··· Supplied entries ···

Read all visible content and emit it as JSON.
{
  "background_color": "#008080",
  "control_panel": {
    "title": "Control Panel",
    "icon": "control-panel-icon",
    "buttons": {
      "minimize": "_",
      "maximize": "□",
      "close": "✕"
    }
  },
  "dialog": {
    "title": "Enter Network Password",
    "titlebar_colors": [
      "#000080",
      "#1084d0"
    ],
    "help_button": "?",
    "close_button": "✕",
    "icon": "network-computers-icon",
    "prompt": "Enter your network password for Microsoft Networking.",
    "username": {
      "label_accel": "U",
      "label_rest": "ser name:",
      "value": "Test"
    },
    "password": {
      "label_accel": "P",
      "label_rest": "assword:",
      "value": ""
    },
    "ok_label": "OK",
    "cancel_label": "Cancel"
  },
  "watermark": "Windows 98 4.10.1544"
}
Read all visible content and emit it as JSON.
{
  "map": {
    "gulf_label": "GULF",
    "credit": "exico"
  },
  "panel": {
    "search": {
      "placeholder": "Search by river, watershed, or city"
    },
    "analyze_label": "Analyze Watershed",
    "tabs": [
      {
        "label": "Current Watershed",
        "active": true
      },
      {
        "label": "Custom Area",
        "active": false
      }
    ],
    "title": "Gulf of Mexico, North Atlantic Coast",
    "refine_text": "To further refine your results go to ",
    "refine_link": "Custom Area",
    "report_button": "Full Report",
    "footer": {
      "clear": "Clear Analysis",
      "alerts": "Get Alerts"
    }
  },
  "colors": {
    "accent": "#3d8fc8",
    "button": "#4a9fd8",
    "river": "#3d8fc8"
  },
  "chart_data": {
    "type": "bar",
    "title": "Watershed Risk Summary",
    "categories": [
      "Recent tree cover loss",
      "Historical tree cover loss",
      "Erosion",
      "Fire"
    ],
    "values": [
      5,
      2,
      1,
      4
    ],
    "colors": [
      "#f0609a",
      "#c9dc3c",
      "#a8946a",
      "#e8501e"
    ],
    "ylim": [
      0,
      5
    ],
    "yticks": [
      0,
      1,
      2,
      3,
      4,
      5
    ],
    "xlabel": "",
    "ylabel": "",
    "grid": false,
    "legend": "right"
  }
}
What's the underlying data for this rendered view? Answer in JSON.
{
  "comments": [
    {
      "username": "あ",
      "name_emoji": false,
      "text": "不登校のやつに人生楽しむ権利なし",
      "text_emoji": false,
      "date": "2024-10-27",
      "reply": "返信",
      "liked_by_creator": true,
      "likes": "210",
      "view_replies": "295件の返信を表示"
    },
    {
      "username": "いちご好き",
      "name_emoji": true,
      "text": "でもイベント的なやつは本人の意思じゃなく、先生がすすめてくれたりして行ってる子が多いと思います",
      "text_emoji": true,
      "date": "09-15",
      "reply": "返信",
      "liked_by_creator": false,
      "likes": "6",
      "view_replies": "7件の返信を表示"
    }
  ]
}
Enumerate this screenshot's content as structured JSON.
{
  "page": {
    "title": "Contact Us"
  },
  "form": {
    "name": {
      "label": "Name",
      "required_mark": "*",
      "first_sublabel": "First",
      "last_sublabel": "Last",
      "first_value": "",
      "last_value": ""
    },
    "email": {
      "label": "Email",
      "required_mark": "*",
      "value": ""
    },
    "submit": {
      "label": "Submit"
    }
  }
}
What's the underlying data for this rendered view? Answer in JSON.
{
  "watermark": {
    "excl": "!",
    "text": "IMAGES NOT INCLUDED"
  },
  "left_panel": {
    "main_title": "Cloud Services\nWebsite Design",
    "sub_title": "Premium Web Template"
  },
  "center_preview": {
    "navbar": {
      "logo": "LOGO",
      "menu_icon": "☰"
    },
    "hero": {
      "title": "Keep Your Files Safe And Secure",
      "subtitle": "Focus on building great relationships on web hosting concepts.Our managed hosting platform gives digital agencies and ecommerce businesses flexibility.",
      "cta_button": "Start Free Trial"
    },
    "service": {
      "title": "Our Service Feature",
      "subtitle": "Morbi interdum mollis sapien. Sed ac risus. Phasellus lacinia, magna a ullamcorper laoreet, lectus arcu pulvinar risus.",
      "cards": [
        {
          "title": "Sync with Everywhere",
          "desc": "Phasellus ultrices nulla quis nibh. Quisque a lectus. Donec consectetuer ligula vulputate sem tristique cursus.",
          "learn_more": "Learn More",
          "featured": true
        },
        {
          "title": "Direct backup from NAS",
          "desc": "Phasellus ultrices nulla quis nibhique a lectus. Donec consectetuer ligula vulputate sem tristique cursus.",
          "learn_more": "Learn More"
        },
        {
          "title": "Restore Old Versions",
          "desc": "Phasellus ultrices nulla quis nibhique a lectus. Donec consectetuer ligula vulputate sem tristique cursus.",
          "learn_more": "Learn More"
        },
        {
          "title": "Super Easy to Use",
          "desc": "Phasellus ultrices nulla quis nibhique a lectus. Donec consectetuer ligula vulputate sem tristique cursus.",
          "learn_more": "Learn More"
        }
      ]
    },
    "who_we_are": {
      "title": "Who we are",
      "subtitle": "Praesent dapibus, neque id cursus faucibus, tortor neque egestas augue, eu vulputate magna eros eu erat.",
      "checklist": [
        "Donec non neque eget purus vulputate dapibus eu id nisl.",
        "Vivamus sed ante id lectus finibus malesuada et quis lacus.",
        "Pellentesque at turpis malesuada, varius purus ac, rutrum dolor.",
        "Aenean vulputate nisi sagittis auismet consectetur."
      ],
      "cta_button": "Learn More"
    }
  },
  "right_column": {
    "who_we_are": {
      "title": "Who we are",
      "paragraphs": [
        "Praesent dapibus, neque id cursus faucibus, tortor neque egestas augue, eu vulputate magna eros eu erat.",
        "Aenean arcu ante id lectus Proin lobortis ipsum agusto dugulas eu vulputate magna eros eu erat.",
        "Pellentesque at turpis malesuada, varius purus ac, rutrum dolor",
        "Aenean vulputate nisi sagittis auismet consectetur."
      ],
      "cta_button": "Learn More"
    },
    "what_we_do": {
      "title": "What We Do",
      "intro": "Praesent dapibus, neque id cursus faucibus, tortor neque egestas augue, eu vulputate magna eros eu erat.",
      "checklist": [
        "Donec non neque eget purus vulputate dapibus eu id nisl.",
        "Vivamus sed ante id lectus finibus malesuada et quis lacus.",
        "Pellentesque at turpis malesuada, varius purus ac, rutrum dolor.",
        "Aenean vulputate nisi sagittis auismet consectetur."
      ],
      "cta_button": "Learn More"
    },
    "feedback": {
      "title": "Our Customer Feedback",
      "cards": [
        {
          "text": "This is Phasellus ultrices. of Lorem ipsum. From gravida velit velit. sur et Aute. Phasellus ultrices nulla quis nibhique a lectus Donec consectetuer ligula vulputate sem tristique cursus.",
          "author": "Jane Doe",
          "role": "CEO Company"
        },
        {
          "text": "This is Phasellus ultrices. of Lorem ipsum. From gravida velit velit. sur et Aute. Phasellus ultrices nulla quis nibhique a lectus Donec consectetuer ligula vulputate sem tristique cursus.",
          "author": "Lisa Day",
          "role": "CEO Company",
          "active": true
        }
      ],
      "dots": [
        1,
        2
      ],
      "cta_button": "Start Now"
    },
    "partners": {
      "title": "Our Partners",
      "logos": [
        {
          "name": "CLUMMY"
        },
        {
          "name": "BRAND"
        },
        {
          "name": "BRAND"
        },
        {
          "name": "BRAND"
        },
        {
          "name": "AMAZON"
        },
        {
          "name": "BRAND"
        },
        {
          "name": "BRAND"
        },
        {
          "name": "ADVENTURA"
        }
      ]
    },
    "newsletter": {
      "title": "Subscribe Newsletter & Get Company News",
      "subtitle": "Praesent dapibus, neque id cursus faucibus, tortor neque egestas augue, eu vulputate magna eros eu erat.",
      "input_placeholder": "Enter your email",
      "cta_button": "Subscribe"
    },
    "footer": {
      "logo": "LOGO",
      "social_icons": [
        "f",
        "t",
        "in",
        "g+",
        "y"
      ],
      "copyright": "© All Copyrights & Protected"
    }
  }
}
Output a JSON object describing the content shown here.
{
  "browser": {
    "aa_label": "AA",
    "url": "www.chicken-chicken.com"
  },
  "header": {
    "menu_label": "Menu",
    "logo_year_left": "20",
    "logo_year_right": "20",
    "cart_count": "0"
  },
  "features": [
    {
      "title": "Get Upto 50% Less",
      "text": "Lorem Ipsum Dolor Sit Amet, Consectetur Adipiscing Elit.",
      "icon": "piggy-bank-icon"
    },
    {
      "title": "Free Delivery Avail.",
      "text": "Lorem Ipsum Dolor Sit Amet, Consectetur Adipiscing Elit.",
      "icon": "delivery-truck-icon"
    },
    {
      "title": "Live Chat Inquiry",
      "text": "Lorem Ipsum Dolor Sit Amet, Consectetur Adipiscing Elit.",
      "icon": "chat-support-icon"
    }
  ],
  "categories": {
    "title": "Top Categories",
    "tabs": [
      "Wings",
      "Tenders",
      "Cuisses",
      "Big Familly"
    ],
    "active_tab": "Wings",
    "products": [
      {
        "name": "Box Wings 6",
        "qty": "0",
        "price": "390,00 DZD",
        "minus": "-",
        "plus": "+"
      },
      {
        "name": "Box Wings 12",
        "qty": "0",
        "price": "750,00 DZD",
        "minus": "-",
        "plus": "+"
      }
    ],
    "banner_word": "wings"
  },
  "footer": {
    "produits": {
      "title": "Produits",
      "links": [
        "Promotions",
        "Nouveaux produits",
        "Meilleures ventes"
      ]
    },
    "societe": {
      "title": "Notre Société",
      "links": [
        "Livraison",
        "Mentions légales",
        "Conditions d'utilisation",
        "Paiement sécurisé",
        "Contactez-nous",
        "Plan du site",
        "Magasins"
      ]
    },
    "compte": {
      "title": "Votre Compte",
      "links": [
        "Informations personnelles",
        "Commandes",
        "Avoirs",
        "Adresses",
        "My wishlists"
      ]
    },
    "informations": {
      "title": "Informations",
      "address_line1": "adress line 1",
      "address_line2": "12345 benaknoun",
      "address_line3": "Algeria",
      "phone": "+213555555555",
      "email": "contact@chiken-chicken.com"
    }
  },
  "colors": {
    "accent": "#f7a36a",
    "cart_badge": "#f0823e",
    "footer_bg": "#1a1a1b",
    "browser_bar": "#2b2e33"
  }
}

···

▸ **Task prompt**:
Within the listing above, find every line containing the string "Start" and return it.

▸ **Solved exercise**:
      "cta_button": "Start Free Trial"
      "cta_button": "Start Now"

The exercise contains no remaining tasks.